* **Task to carry out**: Pick out each row below that contains the string "star", and copy those rows in full.

(Rows from a layout dataset)
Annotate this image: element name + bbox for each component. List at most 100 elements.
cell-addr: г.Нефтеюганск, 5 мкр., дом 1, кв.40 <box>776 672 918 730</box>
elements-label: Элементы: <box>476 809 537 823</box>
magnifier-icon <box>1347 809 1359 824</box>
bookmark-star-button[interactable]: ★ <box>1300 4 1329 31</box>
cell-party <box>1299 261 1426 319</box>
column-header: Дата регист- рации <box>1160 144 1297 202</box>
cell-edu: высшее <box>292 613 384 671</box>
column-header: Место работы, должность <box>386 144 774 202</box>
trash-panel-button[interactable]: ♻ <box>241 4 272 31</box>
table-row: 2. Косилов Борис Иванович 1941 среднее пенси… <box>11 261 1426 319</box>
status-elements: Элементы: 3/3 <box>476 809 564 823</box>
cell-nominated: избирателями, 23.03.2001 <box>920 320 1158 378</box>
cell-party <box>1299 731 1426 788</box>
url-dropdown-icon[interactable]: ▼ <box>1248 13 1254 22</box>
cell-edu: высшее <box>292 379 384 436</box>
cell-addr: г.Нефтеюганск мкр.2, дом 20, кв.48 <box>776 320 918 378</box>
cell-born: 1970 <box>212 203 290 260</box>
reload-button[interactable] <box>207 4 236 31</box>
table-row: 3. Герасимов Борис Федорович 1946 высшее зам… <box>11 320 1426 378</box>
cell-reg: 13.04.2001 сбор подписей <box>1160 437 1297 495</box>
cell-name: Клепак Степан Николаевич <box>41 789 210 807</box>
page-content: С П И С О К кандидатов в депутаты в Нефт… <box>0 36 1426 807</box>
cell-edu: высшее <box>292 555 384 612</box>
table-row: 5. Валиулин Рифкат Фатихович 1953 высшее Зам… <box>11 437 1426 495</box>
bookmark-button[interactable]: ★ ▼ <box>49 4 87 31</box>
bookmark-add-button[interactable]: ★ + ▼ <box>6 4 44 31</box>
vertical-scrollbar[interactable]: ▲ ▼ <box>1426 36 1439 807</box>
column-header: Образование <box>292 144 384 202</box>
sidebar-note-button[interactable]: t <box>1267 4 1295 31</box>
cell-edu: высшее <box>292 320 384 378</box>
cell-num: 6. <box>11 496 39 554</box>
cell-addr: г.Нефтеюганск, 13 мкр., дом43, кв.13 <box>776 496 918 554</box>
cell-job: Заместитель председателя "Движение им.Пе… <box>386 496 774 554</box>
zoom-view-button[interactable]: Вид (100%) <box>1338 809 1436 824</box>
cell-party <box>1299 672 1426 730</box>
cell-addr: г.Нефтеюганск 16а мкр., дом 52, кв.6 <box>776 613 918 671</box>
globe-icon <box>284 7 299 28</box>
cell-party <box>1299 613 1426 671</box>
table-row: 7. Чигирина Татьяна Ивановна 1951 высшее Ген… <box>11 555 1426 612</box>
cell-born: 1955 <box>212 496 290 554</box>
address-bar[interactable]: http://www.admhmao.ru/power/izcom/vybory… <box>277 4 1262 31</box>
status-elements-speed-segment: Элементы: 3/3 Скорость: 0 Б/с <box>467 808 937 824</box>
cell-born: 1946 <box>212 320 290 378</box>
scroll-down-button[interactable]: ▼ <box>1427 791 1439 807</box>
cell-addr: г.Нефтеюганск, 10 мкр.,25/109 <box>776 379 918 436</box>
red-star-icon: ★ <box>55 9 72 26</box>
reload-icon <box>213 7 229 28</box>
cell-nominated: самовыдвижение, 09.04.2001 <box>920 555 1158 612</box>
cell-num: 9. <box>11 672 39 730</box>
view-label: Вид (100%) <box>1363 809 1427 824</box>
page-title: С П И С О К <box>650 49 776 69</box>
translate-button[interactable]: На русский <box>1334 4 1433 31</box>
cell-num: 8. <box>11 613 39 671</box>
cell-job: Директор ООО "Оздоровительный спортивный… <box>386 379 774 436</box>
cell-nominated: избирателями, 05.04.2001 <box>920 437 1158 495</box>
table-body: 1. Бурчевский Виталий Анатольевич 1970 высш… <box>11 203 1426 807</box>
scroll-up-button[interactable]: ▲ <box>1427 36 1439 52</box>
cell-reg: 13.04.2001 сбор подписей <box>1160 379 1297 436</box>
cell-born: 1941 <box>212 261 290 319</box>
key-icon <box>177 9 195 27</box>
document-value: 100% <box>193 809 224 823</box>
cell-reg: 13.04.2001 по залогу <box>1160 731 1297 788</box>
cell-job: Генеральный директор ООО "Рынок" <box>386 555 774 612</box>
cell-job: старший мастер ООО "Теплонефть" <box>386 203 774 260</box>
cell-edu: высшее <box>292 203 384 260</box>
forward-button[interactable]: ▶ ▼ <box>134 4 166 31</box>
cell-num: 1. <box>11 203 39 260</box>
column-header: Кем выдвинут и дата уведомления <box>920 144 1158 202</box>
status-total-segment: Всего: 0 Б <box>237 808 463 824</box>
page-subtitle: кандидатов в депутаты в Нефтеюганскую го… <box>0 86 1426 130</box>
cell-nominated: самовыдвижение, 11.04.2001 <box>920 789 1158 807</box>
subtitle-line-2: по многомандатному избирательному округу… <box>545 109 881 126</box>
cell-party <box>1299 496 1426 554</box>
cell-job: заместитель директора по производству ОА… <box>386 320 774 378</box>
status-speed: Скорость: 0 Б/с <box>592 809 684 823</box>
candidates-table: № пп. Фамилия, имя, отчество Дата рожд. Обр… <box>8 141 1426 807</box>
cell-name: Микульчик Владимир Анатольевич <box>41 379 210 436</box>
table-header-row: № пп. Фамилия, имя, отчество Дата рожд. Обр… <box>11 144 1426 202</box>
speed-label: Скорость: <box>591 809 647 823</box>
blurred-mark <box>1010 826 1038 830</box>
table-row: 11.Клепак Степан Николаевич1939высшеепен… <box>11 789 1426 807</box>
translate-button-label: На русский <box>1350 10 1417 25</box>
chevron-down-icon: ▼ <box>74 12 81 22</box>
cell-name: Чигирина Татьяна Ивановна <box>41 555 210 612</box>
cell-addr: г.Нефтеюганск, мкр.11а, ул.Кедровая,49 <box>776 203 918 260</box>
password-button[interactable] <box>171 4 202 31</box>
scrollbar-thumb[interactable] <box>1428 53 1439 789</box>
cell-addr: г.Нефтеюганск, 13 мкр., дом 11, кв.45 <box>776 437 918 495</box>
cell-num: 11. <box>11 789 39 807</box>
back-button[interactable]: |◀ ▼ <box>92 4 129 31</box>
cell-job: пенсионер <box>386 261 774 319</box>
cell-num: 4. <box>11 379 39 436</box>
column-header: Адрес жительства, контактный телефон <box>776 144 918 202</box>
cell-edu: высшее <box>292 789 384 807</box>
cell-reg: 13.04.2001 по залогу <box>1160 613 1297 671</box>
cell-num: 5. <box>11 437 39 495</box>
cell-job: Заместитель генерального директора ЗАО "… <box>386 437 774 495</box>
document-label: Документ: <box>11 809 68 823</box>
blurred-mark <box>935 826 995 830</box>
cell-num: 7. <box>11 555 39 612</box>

* **Solution**:
bookmark-star-button[interactable]: ★ <box>1300 4 1329 31</box>
red-star-icon: ★ <box>55 9 72 26</box>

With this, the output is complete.